╭─ Data provided
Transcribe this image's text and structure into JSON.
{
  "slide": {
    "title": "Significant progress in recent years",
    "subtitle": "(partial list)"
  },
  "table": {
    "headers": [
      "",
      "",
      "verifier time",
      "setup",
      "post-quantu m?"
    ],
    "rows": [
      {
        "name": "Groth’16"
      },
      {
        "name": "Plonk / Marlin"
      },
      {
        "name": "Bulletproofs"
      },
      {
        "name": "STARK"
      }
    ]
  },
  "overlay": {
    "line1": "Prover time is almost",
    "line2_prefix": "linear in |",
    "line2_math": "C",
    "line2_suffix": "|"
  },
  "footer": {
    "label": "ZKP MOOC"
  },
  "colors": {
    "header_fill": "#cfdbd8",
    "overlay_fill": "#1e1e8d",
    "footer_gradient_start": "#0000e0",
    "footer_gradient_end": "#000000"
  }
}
╰─
╭─ Data provided
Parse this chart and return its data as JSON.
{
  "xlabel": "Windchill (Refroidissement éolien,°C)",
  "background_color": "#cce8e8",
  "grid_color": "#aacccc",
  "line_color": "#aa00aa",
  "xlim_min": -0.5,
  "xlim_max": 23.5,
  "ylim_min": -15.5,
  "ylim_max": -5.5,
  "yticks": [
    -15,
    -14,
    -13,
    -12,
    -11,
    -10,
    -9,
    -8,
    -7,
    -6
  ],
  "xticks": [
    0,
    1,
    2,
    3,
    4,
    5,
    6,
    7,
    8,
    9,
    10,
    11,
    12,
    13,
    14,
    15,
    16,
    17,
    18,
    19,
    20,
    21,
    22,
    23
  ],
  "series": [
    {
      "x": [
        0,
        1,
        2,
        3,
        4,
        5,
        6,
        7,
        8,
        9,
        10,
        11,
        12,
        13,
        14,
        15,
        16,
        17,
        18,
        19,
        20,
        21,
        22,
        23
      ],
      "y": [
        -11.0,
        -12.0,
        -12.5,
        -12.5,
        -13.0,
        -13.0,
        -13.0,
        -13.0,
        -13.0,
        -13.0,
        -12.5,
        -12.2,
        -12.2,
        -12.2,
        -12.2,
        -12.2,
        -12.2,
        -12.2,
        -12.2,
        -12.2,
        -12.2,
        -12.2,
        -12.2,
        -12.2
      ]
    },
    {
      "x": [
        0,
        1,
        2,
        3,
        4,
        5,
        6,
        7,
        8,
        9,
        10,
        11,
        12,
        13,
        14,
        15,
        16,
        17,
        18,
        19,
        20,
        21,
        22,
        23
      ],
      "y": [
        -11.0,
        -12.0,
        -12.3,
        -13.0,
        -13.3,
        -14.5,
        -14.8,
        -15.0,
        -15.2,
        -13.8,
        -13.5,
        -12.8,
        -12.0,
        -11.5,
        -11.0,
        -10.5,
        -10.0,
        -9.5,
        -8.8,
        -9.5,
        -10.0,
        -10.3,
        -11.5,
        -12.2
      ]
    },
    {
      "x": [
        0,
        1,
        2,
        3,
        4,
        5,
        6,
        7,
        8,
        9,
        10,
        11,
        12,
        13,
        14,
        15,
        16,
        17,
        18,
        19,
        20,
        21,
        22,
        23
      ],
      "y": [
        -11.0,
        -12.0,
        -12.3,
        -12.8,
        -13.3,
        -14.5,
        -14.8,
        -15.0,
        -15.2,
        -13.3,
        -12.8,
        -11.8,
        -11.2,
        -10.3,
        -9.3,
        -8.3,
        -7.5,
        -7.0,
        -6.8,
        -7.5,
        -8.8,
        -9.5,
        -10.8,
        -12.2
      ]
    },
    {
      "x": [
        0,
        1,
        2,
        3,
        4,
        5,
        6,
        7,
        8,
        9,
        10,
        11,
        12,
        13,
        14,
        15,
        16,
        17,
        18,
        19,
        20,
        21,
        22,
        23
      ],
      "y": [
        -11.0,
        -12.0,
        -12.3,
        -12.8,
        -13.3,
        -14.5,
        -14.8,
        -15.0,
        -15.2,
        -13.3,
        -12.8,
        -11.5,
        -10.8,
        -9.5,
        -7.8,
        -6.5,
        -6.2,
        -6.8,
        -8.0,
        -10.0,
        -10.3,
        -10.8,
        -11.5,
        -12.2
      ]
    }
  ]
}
╰─
=== Written exercise ===
Scan the listing above for the word "time" and copy every line that holds it.

=== Answer to the problem ===
      "verifier time",
    "line1": "Prover time is almost",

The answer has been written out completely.